## begin

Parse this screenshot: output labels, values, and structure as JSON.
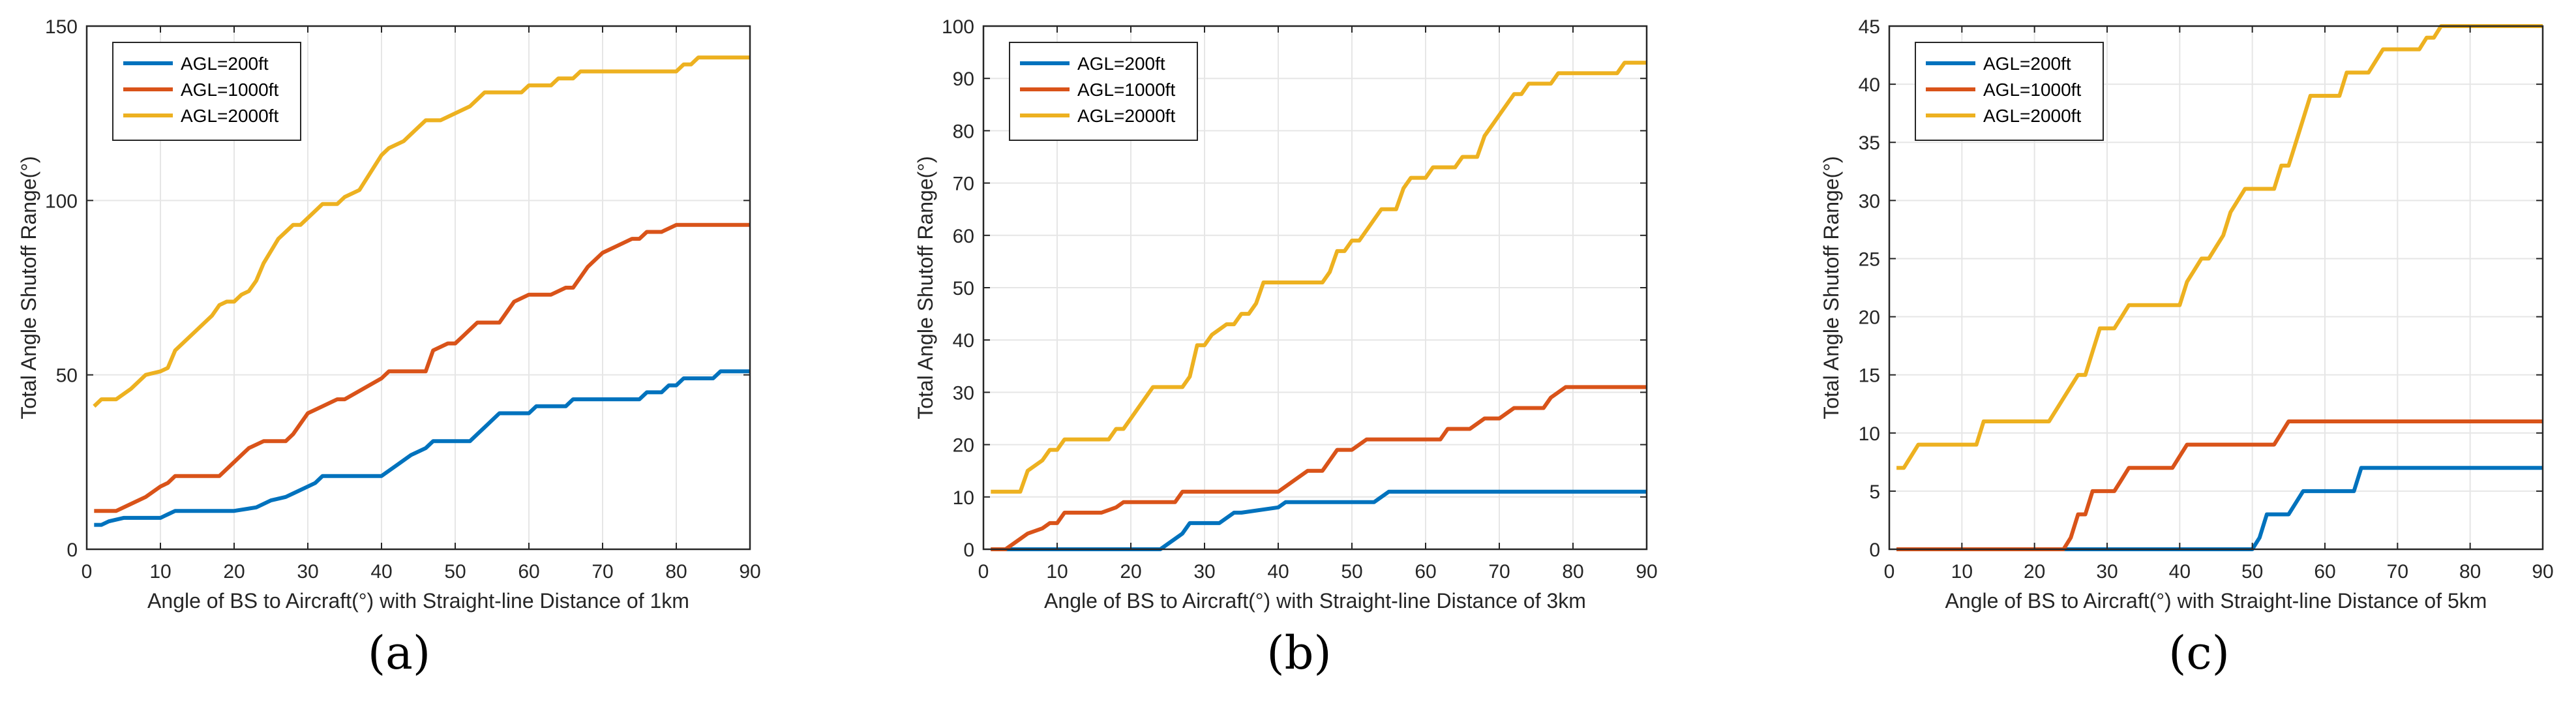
{
  "figure": {
    "captions": [
      "(a)",
      "(b)",
      "(c)"
    ]
  },
  "chart_data": [
    {
      "type": "line",
      "panel": "a",
      "xlabel": "Angle of BS to Aircraft(°) with Straight-line Distance of 1km",
      "ylabel": "Total Angle Shutoff Range(°)",
      "xlim": [
        0,
        90
      ],
      "ylim": [
        0,
        150
      ],
      "xticks": [
        0,
        10,
        20,
        30,
        40,
        50,
        60,
        70,
        80,
        90
      ],
      "yticks": [
        0,
        50,
        100,
        150
      ],
      "grid": true,
      "legend_position": "top-left",
      "series": [
        {
          "name": "AGL=200ft",
          "color": "#0072BD",
          "x": [
            1,
            2,
            3,
            5,
            10,
            11,
            12,
            20,
            23,
            25,
            27,
            28,
            30,
            31,
            32,
            40,
            42,
            44,
            46,
            47,
            52,
            53,
            54,
            56,
            60,
            61,
            65,
            66,
            75,
            76,
            78,
            79,
            80,
            81,
            85,
            86,
            90
          ],
          "y": [
            7,
            7,
            8,
            9,
            9,
            10,
            11,
            11,
            12,
            14,
            15,
            16,
            18,
            19,
            21,
            21,
            24,
            27,
            29,
            31,
            31,
            33,
            35,
            39,
            39,
            41,
            41,
            43,
            43,
            45,
            45,
            47,
            47,
            49,
            49,
            51,
            51
          ]
        },
        {
          "name": "AGL=1000ft",
          "color": "#D95319",
          "x": [
            1,
            4,
            6,
            8,
            10,
            11,
            12,
            18,
            20,
            21,
            22,
            24,
            27,
            28,
            29,
            30,
            32,
            34,
            35,
            40,
            41,
            46,
            47,
            49,
            50,
            51,
            52,
            53,
            56,
            58,
            60,
            63,
            65,
            66,
            68,
            70,
            72,
            74,
            75,
            76,
            78,
            80,
            90
          ],
          "y": [
            11,
            11,
            13,
            15,
            18,
            19,
            21,
            21,
            25,
            27,
            29,
            31,
            31,
            33,
            36,
            39,
            41,
            43,
            43,
            49,
            51,
            51,
            57,
            59,
            59,
            61,
            63,
            65,
            65,
            71,
            73,
            73,
            75,
            75,
            81,
            85,
            87,
            89,
            89,
            91,
            91,
            93,
            93
          ]
        },
        {
          "name": "AGL=2000ft",
          "color": "#EDB120",
          "x": [
            1,
            2,
            4,
            6,
            8,
            10,
            11,
            12,
            16,
            17,
            18,
            19,
            20,
            21,
            22,
            23,
            24,
            26,
            27,
            28,
            29,
            31,
            32,
            34,
            35,
            37,
            40,
            41,
            43,
            44,
            46,
            48,
            52,
            53,
            54,
            55,
            59,
            60,
            63,
            64,
            66,
            67,
            68,
            76,
            78,
            80,
            81,
            82,
            83,
            90
          ],
          "y": [
            41,
            43,
            43,
            46,
            50,
            51,
            52,
            57,
            65,
            67,
            70,
            71,
            71,
            73,
            74,
            77,
            82,
            89,
            91,
            93,
            93,
            97,
            99,
            99,
            101,
            103,
            113,
            115,
            117,
            119,
            123,
            123,
            127,
            129,
            131,
            131,
            131,
            133,
            133,
            135,
            135,
            137,
            137,
            137,
            137,
            137,
            139,
            139,
            141,
            141
          ]
        }
      ]
    },
    {
      "type": "line",
      "panel": "b",
      "xlabel": "Angle of BS to Aircraft(°) with Straight-line Distance of 3km",
      "ylabel": "Total Angle Shutoff Range(°)",
      "xlim": [
        0,
        90
      ],
      "ylim": [
        0,
        100
      ],
      "xticks": [
        0,
        10,
        20,
        30,
        40,
        50,
        60,
        70,
        80,
        90
      ],
      "yticks": [
        0,
        10,
        20,
        30,
        40,
        50,
        60,
        70,
        80,
        90,
        100
      ],
      "grid": true,
      "legend_position": "top-left",
      "series": [
        {
          "name": "AGL=200ft",
          "color": "#0072BD",
          "x": [
            1,
            24,
            26,
            27,
            28,
            29,
            32,
            33,
            34,
            35,
            40,
            41,
            42,
            53,
            54,
            55,
            90
          ],
          "y": [
            0,
            0,
            2,
            3,
            5,
            5,
            5,
            6,
            7,
            7,
            8,
            9,
            9,
            9,
            10,
            11,
            11
          ]
        },
        {
          "name": "AGL=1000ft",
          "color": "#D95319",
          "x": [
            1,
            3,
            5,
            6,
            8,
            9,
            10,
            11,
            12,
            16,
            18,
            19,
            20,
            26,
            27,
            28,
            40,
            42,
            43,
            44,
            46,
            47,
            48,
            50,
            51,
            52,
            54,
            62,
            63,
            66,
            67,
            68,
            70,
            71,
            72,
            76,
            77,
            78,
            79,
            90
          ],
          "y": [
            0,
            0,
            2,
            3,
            4,
            5,
            5,
            7,
            7,
            7,
            8,
            9,
            9,
            9,
            11,
            11,
            11,
            13,
            14,
            15,
            15,
            17,
            19,
            19,
            20,
            21,
            21,
            21,
            23,
            23,
            24,
            25,
            25,
            26,
            27,
            27,
            29,
            30,
            31,
            31
          ]
        },
        {
          "name": "AGL=2000ft",
          "color": "#EDB120",
          "x": [
            1,
            3,
            5,
            6,
            8,
            9,
            10,
            11,
            12,
            17,
            18,
            19,
            20,
            22,
            23,
            24,
            25,
            27,
            28,
            29,
            30,
            31,
            33,
            34,
            35,
            36,
            37,
            38,
            40,
            41,
            42,
            44,
            46,
            47,
            48,
            49,
            50,
            51,
            52,
            53,
            54,
            55,
            56,
            57,
            58,
            60,
            61,
            63,
            64,
            65,
            66,
            67,
            68,
            69,
            70,
            71,
            72,
            73,
            74,
            76,
            77,
            78,
            85,
            86,
            87,
            90
          ],
          "y": [
            11,
            11,
            11,
            15,
            17,
            19,
            19,
            21,
            21,
            21,
            23,
            23,
            25,
            29,
            31,
            31,
            31,
            31,
            33,
            39,
            39,
            41,
            43,
            43,
            45,
            45,
            47,
            51,
            51,
            51,
            51,
            51,
            51,
            53,
            57,
            57,
            59,
            59,
            61,
            63,
            65,
            65,
            65,
            69,
            71,
            71,
            73,
            73,
            73,
            75,
            75,
            75,
            79,
            81,
            83,
            85,
            87,
            87,
            89,
            89,
            89,
            91,
            91,
            91,
            93,
            93
          ]
        }
      ]
    },
    {
      "type": "line",
      "panel": "c",
      "xlabel": "Angle of BS to Aircraft(°) with Straight-line Distance of 5km",
      "ylabel": "Total Angle Shutoff Range(°)",
      "xlim": [
        0,
        90
      ],
      "ylim": [
        0,
        45
      ],
      "xticks": [
        0,
        10,
        20,
        30,
        40,
        50,
        60,
        70,
        80,
        90
      ],
      "yticks": [
        0,
        5,
        10,
        15,
        20,
        25,
        30,
        35,
        40,
        45
      ],
      "grid": true,
      "legend_position": "top-left",
      "series": [
        {
          "name": "AGL=200ft",
          "color": "#0072BD",
          "x": [
            1,
            50,
            51,
            52,
            53,
            55,
            56,
            57,
            64,
            65,
            90
          ],
          "y": [
            0,
            0,
            1,
            3,
            3,
            3,
            4,
            5,
            5,
            7,
            7
          ]
        },
        {
          "name": "AGL=1000ft",
          "color": "#D95319",
          "x": [
            1,
            24,
            25,
            26,
            27,
            28,
            29,
            31,
            32,
            33,
            39,
            40,
            41,
            53,
            54,
            55,
            90
          ],
          "y": [
            0,
            0,
            1,
            3,
            3,
            5,
            5,
            5,
            6,
            7,
            7,
            8,
            9,
            9,
            10,
            11,
            11
          ]
        },
        {
          "name": "AGL=2000ft",
          "color": "#EDB120",
          "x": [
            1,
            2,
            3,
            4,
            12,
            13,
            22,
            23,
            24,
            26,
            27,
            28,
            29,
            31,
            32,
            33,
            40,
            41,
            42,
            43,
            44,
            45,
            46,
            47,
            48,
            49,
            53,
            54,
            55,
            56,
            57,
            58,
            60,
            61,
            62,
            63,
            64,
            66,
            67,
            68,
            72,
            73,
            74,
            75,
            76,
            77,
            78,
            90
          ],
          "y": [
            7,
            7,
            8,
            9,
            9,
            11,
            11,
            12,
            13,
            15,
            15,
            17,
            19,
            19,
            20,
            21,
            21,
            23,
            24,
            25,
            25,
            26,
            27,
            29,
            30,
            31,
            31,
            33,
            33,
            35,
            37,
            39,
            39,
            39,
            39,
            41,
            41,
            41,
            42,
            43,
            43,
            43,
            44,
            44,
            45,
            45,
            45,
            45
          ]
        }
      ]
    }
  ]
}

## end

- _Exercise goal_
Find the lines above that include the string "with" and copy them.

- _Reply_
      "xlabel": "Angle of BS to Aircraft(°) with Straight-line Distance of 1km",
      "xlabel": "Angle of BS to Aircraft(°) with Straight-line Distance of 3km",
      "xlabel": "Angle of BS to Aircraft(°) with Straight-line Distance of 5km",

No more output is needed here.